> [What you need to do] Where a line below holds the string "tình", copy that line.

> [Data entries]
========================================

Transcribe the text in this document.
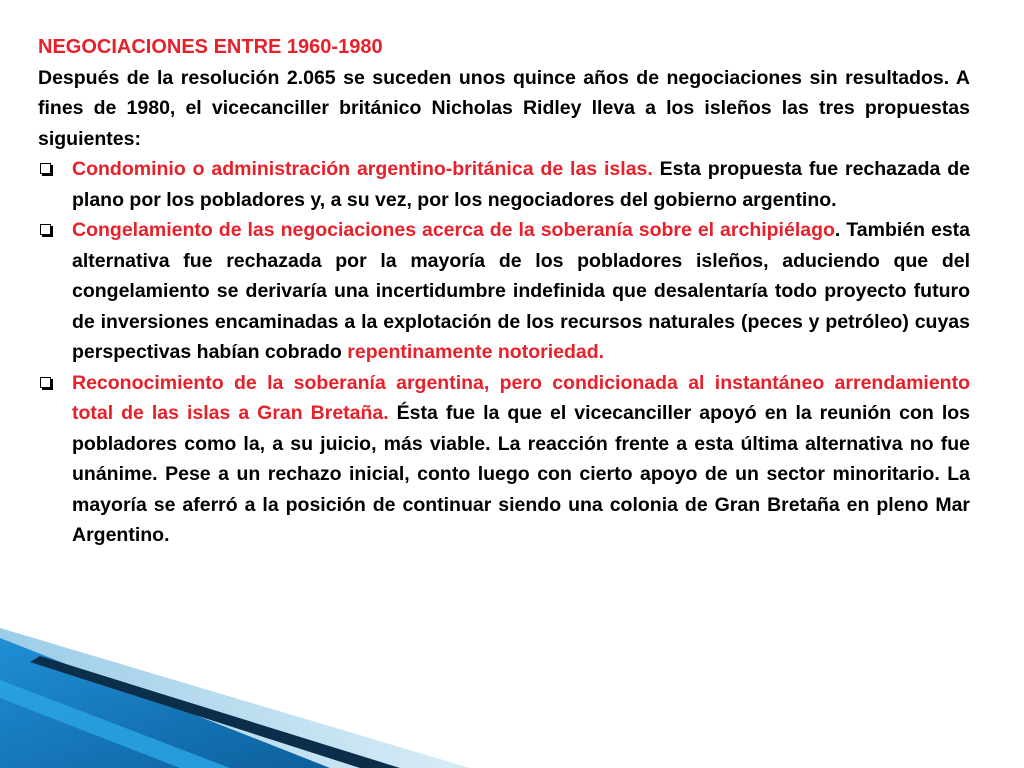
NEGOCIACIONES ENTRE 1960-1980

Después de la resolución 2.065 se suceden unos quince años de negociaciones sin resultados. A fines de 1980, el vicecanciller británico Nicholas Ridley lleva a los isleños las tres propuestas siguientes:

Condominio o administración argentino-británica de las islas. Esta propuesta fue rechazada de plano por los pobladores y, a su vez, por los negociadores del gobierno argentino.
Congelamiento de las negociaciones acerca de la soberanía sobre el archipiélago. También esta alternativa fue rechazada por la mayoría de los pobladores isleños, aduciendo que del congelamiento se derivaría una incertidumbre indefinida que desalentaría todo proyecto futuro de inversiones encaminadas a la explotación de los recursos naturales (peces y petróleo) cuyas perspectivas habían cobrado repentinamente notoriedad.
Reconocimiento de la soberanía argentina, pero condicionada al instantáneo arrendamiento total de las islas a Gran Bretaña. Ésta fue la que el vicecanciller apoyó en la reunión con los pobladores como la, a su juicio, más viable. La reacción frente a esta última alternativa no fue unánime. Pese a un rechazo inicial, conto luego con cierto apoyo de un sector minoritario. La mayoría se aferró a la posición de continuar siendo una colonia de Gran Bretaña en pleno Mar Argentino.
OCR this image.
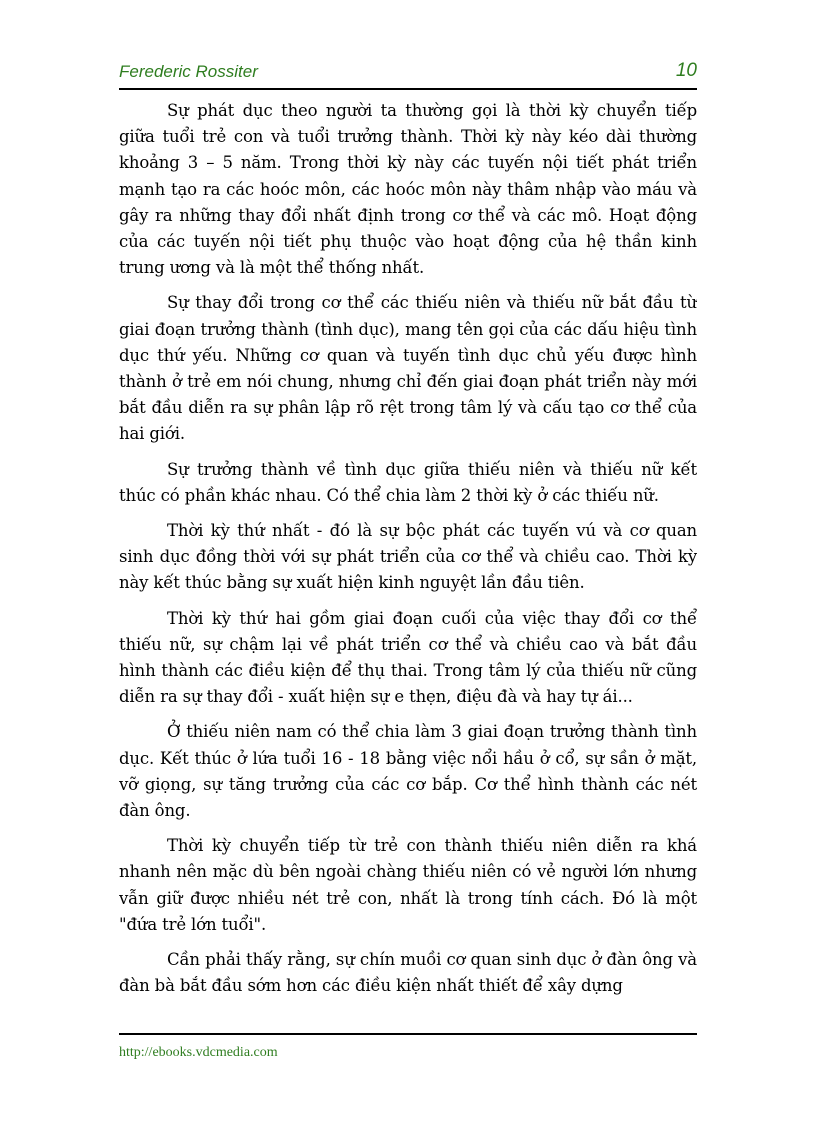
Ferederic Rossiter	10

Sự phát dục theo người ta thường gọi là thời kỳ chuyển tiếp giữa tuổi trẻ con và tuổi trưởng thành. Thời kỳ này kéo dài thường khoảng 3 – 5 năm. Trong thời kỳ này các tuyến nội tiết phát triển mạnh tạo ra các hoóc môn, các hoóc môn này thâm nhập vào máu và gây ra những thay đổi nhất định trong cơ thể và các mô. Hoạt động của các tuyến nội tiết phụ thuộc vào hoạt động của hệ thần kinh trung ương và là một thể thống nhất.

Sự thay đổi trong cơ thể các thiếu niên và thiếu nữ bắt đầu từ giai đoạn trưởng thành (tình dục), mang tên gọi của các dấu hiệu tình dục thứ yếu. Những cơ quan và tuyến tình dục chủ yếu được hình thành ở trẻ em nói chung, nhưng chỉ đến giai đoạn phát triển này mới bắt đầu diễn ra sự phân lập rõ rệt trong tâm lý và cấu tạo cơ thể của hai giới.

Sự trưởng thành về tình dục giữa thiếu niên và thiếu nữ kết thúc có phần khác nhau. Có thể chia làm 2 thời kỳ ở các thiếu nữ.

Thời kỳ thứ nhất - đó là sự bộc phát các tuyến vú và cơ quan sinh dục đồng thời với sự phát triển của cơ thể và chiều cao. Thời kỳ này kết thúc bằng sự xuất hiện kinh nguyệt lần đầu tiên.

Thời kỳ thứ hai gồm giai đoạn cuối của việc thay đổi cơ thể thiếu nữ, sự chậm lại về phát triển cơ thể và chiều cao và bắt đầu hình thành các điều kiện để thụ thai. Trong tâm lý của thiếu nữ cũng diễn ra sự thay đổi - xuất hiện sự e thẹn, điệu đà và hay tự ái...

Ở thiếu niên nam có thể chia làm 3 giai đoạn trưởng thành tình dục. Kết thúc ở lứa tuổi 16 - 18 bằng việc nổi hầu ở cổ, sự sần ở mặt, vỡ giọng, sự tăng trưởng của các cơ bắp. Cơ thể hình thành các nét đàn ông.

Thời kỳ chuyển tiếp từ trẻ con thành thiếu niên diễn ra khá nhanh nên mặc dù bên ngoài chàng thiếu niên có vẻ người lớn nhưng vẫn giữ được nhiều nét trẻ con, nhất là trong tính cách. Đó là một "đứa trẻ lớn tuổi".

Cần phải thấy rằng, sự chín muồi cơ quan sinh dục ở đàn ông và đàn bà bắt đầu sớm hơn các điều kiện nhất thiết để xây dựng

http://ebooks.vdcmedia.com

========================================

> [Output]
Sự thay đổi trong cơ thể các thiếu niên và thiếu nữ bắt đầu từ giai đoạn trưởng thành (tình dục), mang tên gọi của các dấu hiệu tình dục thứ yếu. Những cơ quan và tuyến tình dục chủ yếu được hình thành ở trẻ em nói chung, nhưng chỉ đến giai đoạn phát triển này mới bắt đầu diễn ra sự phân lập rõ rệt trong tâm lý và cấu tạo cơ thể của hai giới.
Sự trưởng thành về tình dục giữa thiếu niên và thiếu nữ kết thúc có phần khác nhau. Có thể chia làm 2 thời kỳ ở các thiếu nữ.
Ở thiếu niên nam có thể chia làm 3 giai đoạn trưởng thành tình dục. Kết thúc ở lứa tuổi 16 - 18 bằng việc nổi hầu ở cổ, sự sần ở mặt, vỡ giọng, sự tăng trưởng của các cơ bắp. Cơ thể hình thành các nét đàn ông.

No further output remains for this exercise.